→ Given problem
From the entries below, list each line with "this".

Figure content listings
+===+

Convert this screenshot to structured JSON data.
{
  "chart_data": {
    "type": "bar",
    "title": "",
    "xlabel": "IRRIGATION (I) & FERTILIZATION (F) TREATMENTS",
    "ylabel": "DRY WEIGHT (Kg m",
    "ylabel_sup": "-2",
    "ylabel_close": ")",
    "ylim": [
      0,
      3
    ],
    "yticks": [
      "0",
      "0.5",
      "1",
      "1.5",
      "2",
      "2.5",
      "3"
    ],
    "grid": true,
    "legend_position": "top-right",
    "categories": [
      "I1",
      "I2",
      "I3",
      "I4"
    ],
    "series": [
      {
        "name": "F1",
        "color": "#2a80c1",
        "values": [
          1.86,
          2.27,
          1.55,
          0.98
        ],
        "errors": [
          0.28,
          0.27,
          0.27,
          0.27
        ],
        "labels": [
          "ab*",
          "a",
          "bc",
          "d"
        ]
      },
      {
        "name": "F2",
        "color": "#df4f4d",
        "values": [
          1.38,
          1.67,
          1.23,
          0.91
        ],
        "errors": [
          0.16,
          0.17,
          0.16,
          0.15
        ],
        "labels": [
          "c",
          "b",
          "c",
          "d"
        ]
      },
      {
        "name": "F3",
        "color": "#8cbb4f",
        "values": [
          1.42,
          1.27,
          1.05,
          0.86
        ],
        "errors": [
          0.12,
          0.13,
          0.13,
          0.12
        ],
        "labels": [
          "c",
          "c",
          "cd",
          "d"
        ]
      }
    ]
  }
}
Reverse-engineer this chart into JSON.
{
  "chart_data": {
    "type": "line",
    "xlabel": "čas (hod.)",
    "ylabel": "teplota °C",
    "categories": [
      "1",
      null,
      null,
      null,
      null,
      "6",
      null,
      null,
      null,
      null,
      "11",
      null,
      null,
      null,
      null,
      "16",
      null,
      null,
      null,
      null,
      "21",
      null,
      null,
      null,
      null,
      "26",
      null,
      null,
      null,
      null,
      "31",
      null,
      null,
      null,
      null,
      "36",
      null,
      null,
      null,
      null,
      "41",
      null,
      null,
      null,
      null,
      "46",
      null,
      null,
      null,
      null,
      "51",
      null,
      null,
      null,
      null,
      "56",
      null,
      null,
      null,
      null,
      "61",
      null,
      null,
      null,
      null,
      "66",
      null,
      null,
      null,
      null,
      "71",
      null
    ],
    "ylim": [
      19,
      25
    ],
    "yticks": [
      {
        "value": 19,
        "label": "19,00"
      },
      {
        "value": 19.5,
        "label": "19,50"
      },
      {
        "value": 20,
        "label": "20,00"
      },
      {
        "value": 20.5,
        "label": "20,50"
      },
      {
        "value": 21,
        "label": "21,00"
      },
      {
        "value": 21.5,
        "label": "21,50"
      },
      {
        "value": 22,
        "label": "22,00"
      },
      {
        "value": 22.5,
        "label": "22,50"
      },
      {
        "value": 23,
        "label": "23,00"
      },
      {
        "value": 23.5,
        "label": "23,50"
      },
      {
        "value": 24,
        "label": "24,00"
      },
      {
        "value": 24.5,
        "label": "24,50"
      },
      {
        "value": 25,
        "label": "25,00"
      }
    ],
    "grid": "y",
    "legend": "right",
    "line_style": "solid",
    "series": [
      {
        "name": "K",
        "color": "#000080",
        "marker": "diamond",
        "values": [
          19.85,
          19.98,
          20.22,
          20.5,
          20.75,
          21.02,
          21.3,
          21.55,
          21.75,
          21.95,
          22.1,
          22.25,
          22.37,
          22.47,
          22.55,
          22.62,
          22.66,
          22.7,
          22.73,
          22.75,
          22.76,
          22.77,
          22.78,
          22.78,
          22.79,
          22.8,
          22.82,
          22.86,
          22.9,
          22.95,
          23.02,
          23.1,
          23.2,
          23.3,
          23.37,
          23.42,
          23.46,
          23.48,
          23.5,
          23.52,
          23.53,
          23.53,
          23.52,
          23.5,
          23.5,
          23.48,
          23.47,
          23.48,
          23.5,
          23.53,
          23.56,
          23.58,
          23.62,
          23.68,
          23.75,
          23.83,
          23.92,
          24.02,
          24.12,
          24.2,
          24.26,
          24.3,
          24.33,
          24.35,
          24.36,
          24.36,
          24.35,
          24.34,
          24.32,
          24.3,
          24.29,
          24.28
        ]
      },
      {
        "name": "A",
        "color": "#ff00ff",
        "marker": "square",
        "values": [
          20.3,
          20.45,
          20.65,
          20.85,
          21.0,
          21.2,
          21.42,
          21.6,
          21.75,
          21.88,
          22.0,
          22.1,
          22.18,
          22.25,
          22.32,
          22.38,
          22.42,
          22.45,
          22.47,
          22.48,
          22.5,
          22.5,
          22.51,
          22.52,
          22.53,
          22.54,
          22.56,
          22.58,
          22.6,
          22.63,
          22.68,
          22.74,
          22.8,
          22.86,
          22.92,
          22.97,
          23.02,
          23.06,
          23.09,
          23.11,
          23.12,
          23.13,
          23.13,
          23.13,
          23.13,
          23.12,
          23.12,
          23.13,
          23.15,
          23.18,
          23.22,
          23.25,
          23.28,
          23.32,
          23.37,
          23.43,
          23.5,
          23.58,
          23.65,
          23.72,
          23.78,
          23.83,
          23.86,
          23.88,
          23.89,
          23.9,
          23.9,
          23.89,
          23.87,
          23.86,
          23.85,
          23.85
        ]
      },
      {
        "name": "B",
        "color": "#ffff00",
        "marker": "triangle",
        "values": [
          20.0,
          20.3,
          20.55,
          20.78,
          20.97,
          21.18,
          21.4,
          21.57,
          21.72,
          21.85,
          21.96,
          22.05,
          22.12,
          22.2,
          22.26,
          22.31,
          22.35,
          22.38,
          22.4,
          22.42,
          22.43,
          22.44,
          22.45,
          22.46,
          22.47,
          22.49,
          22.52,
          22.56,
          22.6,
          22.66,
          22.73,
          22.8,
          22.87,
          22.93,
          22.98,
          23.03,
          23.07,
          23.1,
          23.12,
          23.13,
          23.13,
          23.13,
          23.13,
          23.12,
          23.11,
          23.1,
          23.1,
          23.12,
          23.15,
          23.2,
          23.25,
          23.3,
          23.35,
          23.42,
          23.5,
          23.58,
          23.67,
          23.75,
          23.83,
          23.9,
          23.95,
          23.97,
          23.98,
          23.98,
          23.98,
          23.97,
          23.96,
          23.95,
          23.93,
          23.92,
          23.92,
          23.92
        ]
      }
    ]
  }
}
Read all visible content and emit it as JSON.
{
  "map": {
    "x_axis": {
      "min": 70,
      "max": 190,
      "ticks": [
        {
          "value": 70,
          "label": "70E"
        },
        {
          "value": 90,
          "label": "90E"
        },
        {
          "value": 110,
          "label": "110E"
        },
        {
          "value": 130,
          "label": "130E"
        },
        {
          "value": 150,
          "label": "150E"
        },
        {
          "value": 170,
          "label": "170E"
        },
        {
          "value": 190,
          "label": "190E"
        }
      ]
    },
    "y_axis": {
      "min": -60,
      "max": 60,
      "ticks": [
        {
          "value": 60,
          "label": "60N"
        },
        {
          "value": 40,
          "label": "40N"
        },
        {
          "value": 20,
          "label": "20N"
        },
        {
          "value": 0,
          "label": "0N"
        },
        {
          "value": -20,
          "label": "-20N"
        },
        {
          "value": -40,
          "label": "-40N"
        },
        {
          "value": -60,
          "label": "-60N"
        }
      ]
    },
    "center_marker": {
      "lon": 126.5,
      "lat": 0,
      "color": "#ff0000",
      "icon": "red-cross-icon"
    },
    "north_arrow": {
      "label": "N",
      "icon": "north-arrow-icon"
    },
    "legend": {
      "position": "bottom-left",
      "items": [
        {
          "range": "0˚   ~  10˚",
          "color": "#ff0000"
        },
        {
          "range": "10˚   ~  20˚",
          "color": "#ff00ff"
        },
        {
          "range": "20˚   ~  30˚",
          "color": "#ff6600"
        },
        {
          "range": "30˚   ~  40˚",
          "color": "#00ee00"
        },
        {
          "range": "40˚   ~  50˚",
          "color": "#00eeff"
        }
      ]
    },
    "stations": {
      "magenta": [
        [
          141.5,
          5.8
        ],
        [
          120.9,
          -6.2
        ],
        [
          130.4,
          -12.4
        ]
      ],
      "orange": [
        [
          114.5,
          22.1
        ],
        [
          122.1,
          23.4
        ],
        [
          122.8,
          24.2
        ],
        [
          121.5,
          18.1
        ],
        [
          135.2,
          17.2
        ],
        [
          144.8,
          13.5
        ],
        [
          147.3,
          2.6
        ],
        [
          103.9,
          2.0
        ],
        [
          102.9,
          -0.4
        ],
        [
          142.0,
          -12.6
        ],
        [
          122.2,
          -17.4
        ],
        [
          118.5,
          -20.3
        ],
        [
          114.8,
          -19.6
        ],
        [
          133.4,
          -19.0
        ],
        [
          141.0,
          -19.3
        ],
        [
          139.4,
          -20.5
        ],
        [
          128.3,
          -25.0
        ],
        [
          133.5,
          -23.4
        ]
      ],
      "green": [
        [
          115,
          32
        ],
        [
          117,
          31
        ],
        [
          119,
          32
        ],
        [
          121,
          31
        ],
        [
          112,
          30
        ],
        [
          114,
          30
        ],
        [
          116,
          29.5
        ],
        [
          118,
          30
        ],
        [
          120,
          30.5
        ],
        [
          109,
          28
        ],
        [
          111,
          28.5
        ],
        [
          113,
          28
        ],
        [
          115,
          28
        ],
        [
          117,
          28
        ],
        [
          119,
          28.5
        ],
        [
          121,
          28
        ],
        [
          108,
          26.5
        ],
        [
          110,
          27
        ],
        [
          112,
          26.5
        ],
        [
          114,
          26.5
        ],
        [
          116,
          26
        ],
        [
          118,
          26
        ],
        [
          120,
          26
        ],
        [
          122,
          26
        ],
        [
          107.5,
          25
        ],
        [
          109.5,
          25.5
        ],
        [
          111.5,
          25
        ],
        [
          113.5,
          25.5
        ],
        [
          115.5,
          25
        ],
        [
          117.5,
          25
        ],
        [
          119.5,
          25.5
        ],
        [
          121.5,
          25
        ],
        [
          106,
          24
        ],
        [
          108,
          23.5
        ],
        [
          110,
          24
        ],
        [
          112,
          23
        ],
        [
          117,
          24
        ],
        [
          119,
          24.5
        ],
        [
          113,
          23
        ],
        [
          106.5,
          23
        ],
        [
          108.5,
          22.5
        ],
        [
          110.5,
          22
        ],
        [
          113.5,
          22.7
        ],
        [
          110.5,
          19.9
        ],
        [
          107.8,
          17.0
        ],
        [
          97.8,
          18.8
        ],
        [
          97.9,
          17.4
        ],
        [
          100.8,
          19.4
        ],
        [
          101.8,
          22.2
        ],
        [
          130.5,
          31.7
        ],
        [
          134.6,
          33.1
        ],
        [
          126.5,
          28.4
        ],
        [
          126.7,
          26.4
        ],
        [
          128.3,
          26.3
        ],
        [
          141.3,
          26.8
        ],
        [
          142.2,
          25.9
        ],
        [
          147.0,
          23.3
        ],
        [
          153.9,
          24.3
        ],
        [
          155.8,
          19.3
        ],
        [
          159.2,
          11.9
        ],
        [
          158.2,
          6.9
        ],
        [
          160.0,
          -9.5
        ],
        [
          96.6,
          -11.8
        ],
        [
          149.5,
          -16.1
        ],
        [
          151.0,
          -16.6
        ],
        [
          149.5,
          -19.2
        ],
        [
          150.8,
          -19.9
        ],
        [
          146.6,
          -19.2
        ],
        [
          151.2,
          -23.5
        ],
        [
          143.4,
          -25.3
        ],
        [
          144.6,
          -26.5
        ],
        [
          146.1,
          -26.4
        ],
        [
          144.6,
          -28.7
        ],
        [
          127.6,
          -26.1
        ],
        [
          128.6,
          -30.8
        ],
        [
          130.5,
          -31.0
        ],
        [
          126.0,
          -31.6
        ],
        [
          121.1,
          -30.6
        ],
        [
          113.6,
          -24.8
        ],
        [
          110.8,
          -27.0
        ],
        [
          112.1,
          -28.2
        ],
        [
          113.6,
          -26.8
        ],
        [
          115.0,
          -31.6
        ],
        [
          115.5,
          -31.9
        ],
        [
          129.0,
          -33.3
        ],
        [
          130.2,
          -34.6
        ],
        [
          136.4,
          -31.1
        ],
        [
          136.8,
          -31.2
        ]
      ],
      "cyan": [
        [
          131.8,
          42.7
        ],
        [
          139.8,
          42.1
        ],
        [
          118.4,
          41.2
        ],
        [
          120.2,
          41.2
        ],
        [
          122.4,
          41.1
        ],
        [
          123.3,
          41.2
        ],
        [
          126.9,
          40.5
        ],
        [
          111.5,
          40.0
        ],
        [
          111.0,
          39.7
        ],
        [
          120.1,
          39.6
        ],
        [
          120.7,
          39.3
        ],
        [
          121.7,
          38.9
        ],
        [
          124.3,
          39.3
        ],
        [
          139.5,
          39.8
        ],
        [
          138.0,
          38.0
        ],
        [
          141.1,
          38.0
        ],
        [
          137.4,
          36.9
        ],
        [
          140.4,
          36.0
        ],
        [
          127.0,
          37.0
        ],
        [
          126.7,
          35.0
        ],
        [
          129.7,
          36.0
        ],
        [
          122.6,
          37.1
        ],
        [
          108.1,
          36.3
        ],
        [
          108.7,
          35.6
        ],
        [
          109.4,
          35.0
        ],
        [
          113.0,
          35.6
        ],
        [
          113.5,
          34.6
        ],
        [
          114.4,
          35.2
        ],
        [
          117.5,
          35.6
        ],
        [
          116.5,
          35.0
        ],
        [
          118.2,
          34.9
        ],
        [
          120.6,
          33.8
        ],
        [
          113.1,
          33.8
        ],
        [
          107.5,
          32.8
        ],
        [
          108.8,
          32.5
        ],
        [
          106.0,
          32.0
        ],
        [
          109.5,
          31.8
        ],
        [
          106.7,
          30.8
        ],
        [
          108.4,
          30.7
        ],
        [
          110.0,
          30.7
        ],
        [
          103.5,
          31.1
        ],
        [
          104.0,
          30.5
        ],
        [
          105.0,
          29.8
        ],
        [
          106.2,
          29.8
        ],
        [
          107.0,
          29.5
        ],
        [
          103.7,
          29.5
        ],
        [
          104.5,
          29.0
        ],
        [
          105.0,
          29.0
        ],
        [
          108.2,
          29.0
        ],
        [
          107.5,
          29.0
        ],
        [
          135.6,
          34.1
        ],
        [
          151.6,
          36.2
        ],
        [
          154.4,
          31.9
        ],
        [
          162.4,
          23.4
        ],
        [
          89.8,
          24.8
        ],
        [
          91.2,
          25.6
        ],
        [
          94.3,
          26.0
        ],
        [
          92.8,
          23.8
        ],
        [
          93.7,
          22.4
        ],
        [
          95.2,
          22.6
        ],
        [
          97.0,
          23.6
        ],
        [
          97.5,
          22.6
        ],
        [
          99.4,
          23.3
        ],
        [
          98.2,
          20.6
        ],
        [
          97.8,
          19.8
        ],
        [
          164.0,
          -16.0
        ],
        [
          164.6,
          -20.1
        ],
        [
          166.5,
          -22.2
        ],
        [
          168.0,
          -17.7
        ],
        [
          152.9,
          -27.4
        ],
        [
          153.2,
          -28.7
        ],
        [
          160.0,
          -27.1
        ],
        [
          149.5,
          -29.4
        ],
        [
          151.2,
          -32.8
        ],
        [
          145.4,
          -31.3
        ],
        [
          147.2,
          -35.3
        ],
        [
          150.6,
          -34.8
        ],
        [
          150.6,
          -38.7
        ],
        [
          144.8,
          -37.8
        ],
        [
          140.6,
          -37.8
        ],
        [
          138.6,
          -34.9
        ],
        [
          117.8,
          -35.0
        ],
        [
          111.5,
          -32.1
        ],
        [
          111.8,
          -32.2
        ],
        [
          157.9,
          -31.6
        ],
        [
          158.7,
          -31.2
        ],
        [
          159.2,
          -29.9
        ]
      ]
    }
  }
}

+===+

→ Result of the exercise
Convert this screenshot to structured JSON data.
Reverse-engineer this chart into JSON.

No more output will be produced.